[Data entries]
— start —
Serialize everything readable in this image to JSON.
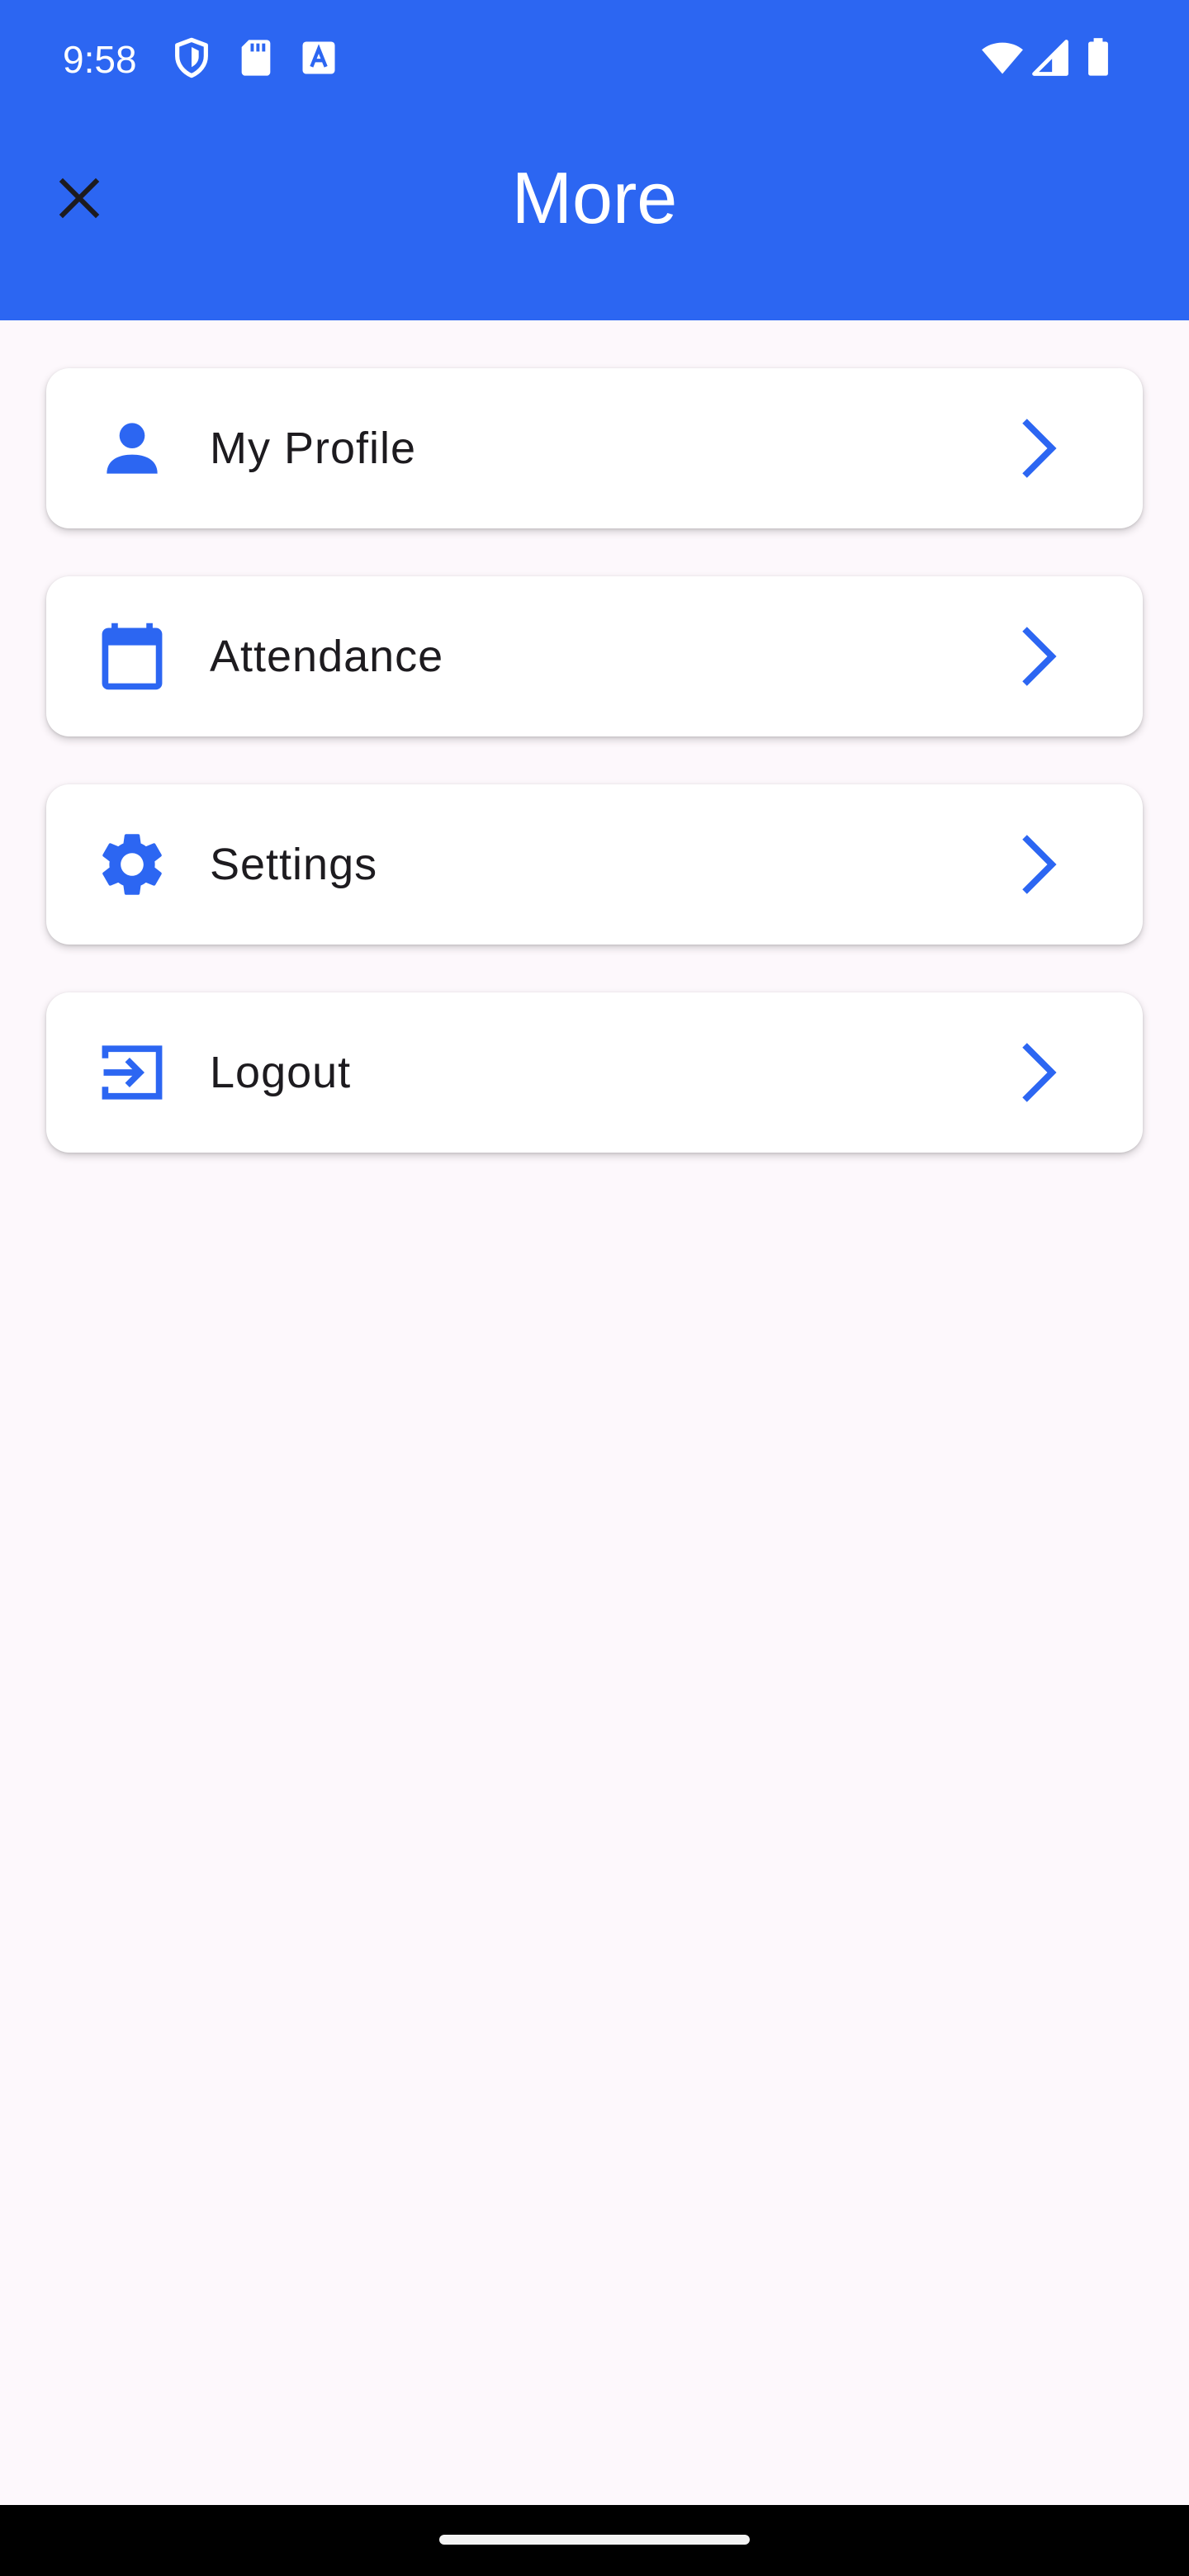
{
  "status_bar": {
    "time": "9:58",
    "icons": [
      "shield-icon",
      "sd-card-icon",
      "text-a-icon",
      "wifi-icon",
      "signal-icon",
      "battery-icon"
    ]
  },
  "header": {
    "title": "More",
    "close_icon": "close-icon",
    "background_color": "#2c66f2"
  },
  "menu": {
    "accent_color": "#2c66f2",
    "items": [
      {
        "label": "My Profile",
        "icon": "person-icon"
      },
      {
        "label": "Attendance",
        "icon": "calendar-icon"
      },
      {
        "label": "Settings",
        "icon": "gear-icon"
      },
      {
        "label": "Logout",
        "icon": "logout-icon"
      }
    ]
  }
}
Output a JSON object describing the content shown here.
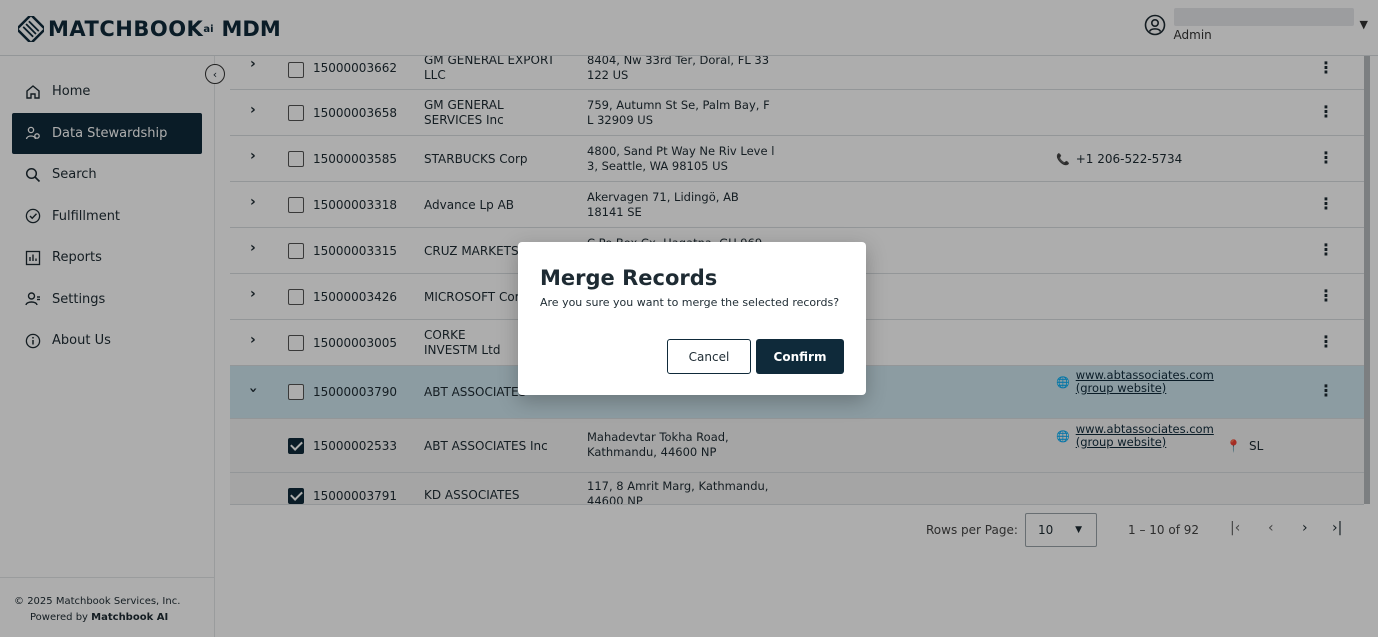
{
  "header": {
    "logo_text": "MATCHBOOK",
    "logo_ai": "ai",
    "product": "MDM",
    "user_role": "Admin"
  },
  "sidebar": {
    "items": [
      {
        "label": "Home",
        "icon": "home-icon"
      },
      {
        "label": "Data Stewardship",
        "icon": "users-icon",
        "active": true
      },
      {
        "label": "Search",
        "icon": "search-icon"
      },
      {
        "label": "Fulfillment",
        "icon": "check-circle-icon"
      },
      {
        "label": "Reports",
        "icon": "bar-chart-icon"
      },
      {
        "label": "Settings",
        "icon": "user-settings-icon"
      },
      {
        "label": "About Us",
        "icon": "info-icon"
      }
    ],
    "footer_copyright": "2025 Matchbook Services, Inc.",
    "footer_powered": "Powered by",
    "footer_brand": "Matchbook AI"
  },
  "table": {
    "rows": [
      {
        "id": "15000003662",
        "name": "GM GENERAL EXPORT LLC",
        "address": "8404, Nw 33rd Ter, Doral, FL 33 122 US"
      },
      {
        "id": "15000003658",
        "name": "GM GENERAL SERVICES Inc",
        "address": "759, Autumn St Se, Palm Bay, F L 32909 US"
      },
      {
        "id": "15000003585",
        "name": "STARBUCKS Corp",
        "address": "4800, Sand Pt Way Ne Riv Leve l 3, Seattle, WA 98105 US",
        "phone": "+1 206-522-5734"
      },
      {
        "id": "15000003318",
        "name": "Advance Lp AB",
        "address": "Akervagen 71, Lidingö, AB 18141 SE"
      },
      {
        "id": "15000003315",
        "name": "CRUZ MARKETS",
        "address": "C Po Box Cx, Hagatna, GU 969"
      },
      {
        "id": "15000003426",
        "name": "MICROSOFT Cor",
        "address": ""
      },
      {
        "id": "15000003005",
        "name": "CORKE INVESTM Ltd",
        "address": ""
      },
      {
        "id": "15000003790",
        "name": "ABT ASSOCIATES",
        "address": "",
        "website": "www.abtassociates.com (group website)"
      },
      {
        "id": "15000002533",
        "name": "ABT ASSOCIATES Inc",
        "address": "Mahadevtar Tokha Road, Kathmandu, 44600 NP",
        "website": "www.abtassociates.com (group website)",
        "location": "SL"
      },
      {
        "id": "15000003791",
        "name": "KD ASSOCIATES",
        "address": "117, 8 Amrit Marg, Kathmandu, 44600 NP"
      }
    ]
  },
  "pager": {
    "rows_label": "Rows per Page:",
    "rows_value": "10",
    "range": "1 – 10 of 92"
  },
  "dialog": {
    "title": "Merge Records",
    "message": "Are you sure you want to merge the selected records?",
    "cancel_label": "Cancel",
    "confirm_label": "Confirm"
  },
  "colors": {
    "primary": "#0f2a3a",
    "expanded_row": "#cfe6ef"
  }
}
— end —
Work to complete: From the listing above, collect every line that mentions the word "name".

The result:
        "name": "GM GENERAL EXPORT LLC",
        "name": "GM GENERAL SERVICES Inc",
        "name": "STARBUCKS Corp",
        "name": "Advance Lp AB",
        "name": "CRUZ MARKETS",
        "name": "MICROSOFT Cor",
        "name": "CORKE INVESTM Ltd",
        "name": "ABT ASSOCIATES",
        "name": "ABT ASSOCIATES Inc",
        "name": "KD ASSOCIATES",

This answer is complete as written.